>> BEGIN
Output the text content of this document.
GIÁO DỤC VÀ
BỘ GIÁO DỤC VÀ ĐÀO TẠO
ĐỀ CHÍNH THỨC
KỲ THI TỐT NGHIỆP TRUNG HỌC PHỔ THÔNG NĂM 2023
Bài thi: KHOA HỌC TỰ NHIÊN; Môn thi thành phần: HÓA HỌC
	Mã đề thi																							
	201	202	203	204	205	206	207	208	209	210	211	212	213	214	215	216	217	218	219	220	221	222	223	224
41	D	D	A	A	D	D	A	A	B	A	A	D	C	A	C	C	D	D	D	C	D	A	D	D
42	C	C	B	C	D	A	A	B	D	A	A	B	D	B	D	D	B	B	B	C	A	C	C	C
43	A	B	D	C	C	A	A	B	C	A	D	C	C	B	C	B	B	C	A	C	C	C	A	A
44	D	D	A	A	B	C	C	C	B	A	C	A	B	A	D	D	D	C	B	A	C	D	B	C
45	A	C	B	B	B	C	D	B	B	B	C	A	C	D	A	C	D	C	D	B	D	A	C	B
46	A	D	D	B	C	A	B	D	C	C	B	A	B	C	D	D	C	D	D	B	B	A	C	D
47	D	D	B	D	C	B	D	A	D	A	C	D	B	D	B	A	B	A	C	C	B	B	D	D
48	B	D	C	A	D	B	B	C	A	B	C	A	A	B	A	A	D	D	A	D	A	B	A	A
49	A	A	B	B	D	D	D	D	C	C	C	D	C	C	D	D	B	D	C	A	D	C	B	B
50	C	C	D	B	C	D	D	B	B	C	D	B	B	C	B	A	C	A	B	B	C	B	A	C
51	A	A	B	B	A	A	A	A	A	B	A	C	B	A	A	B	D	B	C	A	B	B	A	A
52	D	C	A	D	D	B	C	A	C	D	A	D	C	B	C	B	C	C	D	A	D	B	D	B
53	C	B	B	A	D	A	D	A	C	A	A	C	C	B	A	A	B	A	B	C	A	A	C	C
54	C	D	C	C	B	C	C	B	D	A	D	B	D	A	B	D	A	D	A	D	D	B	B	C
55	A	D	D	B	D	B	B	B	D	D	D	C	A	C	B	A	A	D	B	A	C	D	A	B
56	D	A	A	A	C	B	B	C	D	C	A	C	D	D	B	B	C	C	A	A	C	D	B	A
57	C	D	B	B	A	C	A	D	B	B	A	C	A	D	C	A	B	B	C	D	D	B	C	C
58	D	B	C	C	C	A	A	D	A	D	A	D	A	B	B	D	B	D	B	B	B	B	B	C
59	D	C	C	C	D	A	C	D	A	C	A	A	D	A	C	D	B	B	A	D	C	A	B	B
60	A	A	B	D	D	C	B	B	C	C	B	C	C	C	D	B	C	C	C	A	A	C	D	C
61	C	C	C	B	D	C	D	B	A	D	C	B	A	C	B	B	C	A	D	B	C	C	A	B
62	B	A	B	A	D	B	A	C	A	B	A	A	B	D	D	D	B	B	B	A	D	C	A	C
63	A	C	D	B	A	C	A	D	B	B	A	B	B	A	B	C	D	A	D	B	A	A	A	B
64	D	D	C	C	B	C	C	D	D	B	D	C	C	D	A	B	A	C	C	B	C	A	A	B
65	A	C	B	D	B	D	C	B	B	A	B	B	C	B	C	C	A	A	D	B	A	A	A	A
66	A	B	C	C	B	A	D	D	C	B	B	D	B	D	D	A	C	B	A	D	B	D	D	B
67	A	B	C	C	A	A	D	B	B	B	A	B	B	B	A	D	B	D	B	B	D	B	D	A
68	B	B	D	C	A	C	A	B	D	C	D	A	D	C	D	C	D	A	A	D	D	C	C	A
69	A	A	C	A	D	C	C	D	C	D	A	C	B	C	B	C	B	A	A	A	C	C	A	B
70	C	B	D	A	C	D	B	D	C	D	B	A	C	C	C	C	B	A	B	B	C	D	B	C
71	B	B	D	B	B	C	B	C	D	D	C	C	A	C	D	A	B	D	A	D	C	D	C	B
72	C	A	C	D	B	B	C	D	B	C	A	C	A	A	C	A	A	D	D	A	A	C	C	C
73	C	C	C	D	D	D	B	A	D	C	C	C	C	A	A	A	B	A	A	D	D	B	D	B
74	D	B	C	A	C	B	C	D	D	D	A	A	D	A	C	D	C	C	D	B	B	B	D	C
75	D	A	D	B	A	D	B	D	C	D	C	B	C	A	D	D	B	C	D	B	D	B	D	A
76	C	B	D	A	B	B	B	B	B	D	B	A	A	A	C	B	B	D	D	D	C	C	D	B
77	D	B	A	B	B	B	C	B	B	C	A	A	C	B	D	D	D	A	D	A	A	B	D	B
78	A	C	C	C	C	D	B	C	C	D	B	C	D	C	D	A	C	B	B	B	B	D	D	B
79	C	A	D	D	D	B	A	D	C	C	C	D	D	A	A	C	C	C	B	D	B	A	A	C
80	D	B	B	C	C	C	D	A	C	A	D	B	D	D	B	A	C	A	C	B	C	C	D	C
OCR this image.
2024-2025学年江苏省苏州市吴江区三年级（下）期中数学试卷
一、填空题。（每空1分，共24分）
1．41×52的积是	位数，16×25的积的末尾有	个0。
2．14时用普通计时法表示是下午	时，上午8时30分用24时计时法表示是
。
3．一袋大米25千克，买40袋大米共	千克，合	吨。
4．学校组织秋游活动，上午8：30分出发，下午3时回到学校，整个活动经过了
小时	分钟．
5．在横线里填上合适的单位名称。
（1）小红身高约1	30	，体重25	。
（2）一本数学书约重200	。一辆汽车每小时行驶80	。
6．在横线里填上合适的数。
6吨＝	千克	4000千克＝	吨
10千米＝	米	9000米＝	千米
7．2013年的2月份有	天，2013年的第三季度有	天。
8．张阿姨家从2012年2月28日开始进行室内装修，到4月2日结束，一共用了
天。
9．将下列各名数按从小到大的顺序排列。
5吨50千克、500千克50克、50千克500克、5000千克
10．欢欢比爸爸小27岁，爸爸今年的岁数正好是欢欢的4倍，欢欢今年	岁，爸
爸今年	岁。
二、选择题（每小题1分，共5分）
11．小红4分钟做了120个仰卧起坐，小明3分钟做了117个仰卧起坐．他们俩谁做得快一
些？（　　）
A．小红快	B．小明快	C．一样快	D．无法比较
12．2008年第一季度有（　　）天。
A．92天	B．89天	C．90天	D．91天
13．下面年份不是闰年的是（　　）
>> END
- TASK REQUIREMENTS: Count how many lines above include the word "this" and answer with that figure only.

- COMPLETE RESPONSE: 2